Given data:
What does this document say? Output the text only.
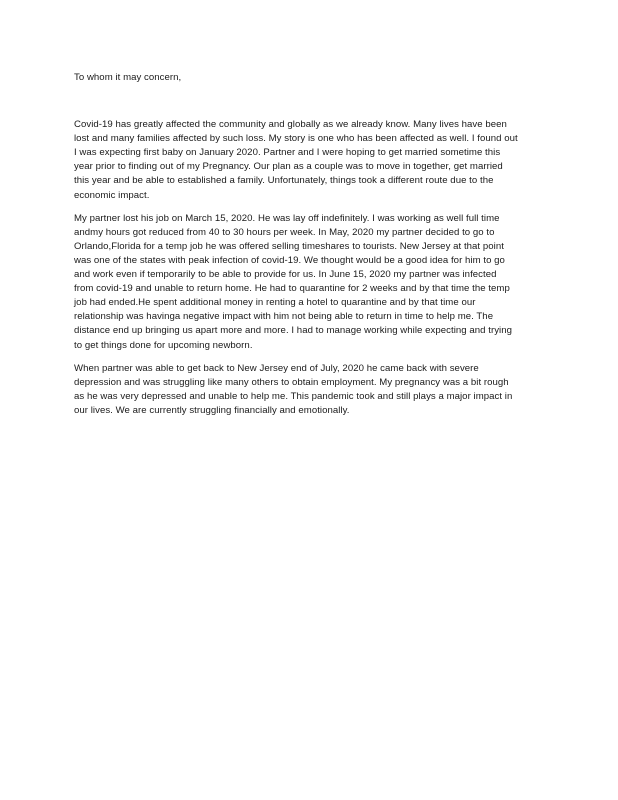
To whom it may concern,

Covid-19 has greatly affected the community and globally as we already know. Many lives have been
lost and many families affected by such loss. My story is one who has been affected as well. I found out
I was expecting first baby on January 2020. Partner and I were hoping to get married sometime this
year prior to finding out of my Pregnancy. Our plan as a couple was to move in together, get married
this year and be able to established a family. Unfortunately, things took a different route due to the
economic impact.

My partner lost his job on March 15, 2020. He was lay off indefinitely. I was working as well full time
andmy hours got reduced from 40 to 30 hours per week. In May, 2020 my partner decided to go to
Orlando,Florida for a temp job he was offered selling timeshares to tourists. New Jersey at that point
was one of the states with peak infection of covid-19. We thought would be a good idea for him to go
and work even if temporarily to be able to provide for us. In June 15, 2020 my partner was infected
from covid-19 and unable to return home. He had to quarantine for 2 weeks and by that time the temp
job had ended.He spent additional money in renting a hotel to quarantine and by that time our
relationship was havinga negative impact with him not being able to return in time to help me. The
distance end up bringing us apart more and more. I had to manage working while expecting and trying
to get things done for upcoming newborn.

When partner was able to get back to New Jersey end of July, 2020 he came back with severe
depression and was struggling like many others to obtain employment. My pregnancy was a bit rough
as he was very depressed and unable to help me. This pandemic took and still plays a major impact in
our lives. We are currently struggling financially and emotionally.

Exercise details:
Go through the listing above and list every line that has the word "married".

Final answer:
I was expecting first baby on January 2020. Partner and I were hoping to get married sometime this
year prior to finding out of my Pregnancy. Our plan as a couple was to move in together, get married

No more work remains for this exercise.